TASK BRIEF:
Filter the lines below, copying only those with the string "せたがや".

Extracted data entries
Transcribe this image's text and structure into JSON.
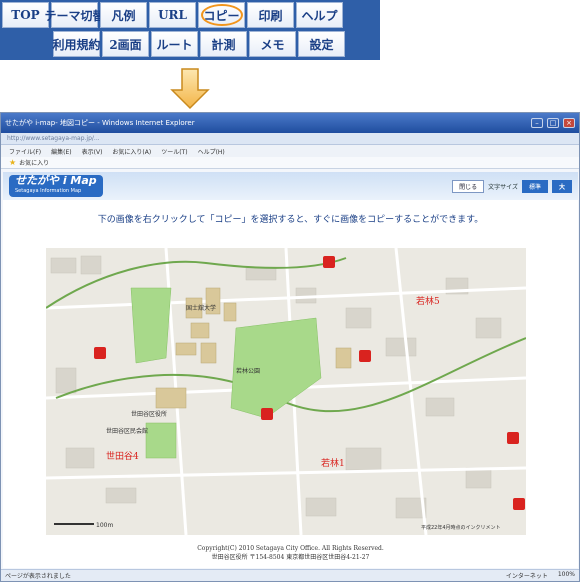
{
  "menu": {
    "row1": [
      "TOP",
      "テーマ切替",
      "凡例",
      "URL",
      "コピー",
      "印刷",
      "ヘルプ"
    ],
    "row2": [
      "利用規約",
      "2画面",
      "ルート",
      "計測",
      "メモ",
      "設定"
    ],
    "active_item": "コピー"
  },
  "browser": {
    "title": "せたがや i-map- 地図コピー - Windows Internet Explorer",
    "address": "http://www.setagaya-map.jp/...",
    "menubar": [
      "ファイル(F)",
      "編集(E)",
      "表示(V)",
      "お気に入り(A)",
      "ツール(T)",
      "ヘルプ(H)"
    ],
    "favorites": "お気に入り",
    "status_left": "ページが表示されました",
    "status_zone": "インターネット",
    "zoom": "100%"
  },
  "site": {
    "logo_main": "せたがや i Map",
    "logo_sub": "Setagaya Information Map",
    "close_label": "閉じる",
    "font_size_label": "文字サイズ",
    "font_small": "標準",
    "font_large": "大",
    "instruction": "下の画像を右クリックして「コピー」を選択すると、すぐに画像をコピーすることができます。",
    "copyright": "Copyright(C) 2010 Setagaya City Office. All Rights Reserved.",
    "address_line": "世田谷区役所 〒154-8504 東京都世田谷区世田谷4-21-27"
  },
  "map": {
    "labels": [
      "国士舘大学",
      "世田谷区役所",
      "世田谷4",
      "若林5",
      "若林1",
      "若林公園",
      "世田谷区民会館"
    ],
    "scale": "100m",
    "note": "平成22年4月時点のインクリメント"
  },
  "colors": {
    "menu_bg": "#2f5fa8",
    "active_ring": "#f2951c",
    "park_green": "#a8d98a",
    "building": "#d9c89a"
  }
}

COMPLETE ANSWER:
    "title": "せたがや i-map- 地図コピー - Windows Internet Explorer",
    "logo_main": "せたがや i Map",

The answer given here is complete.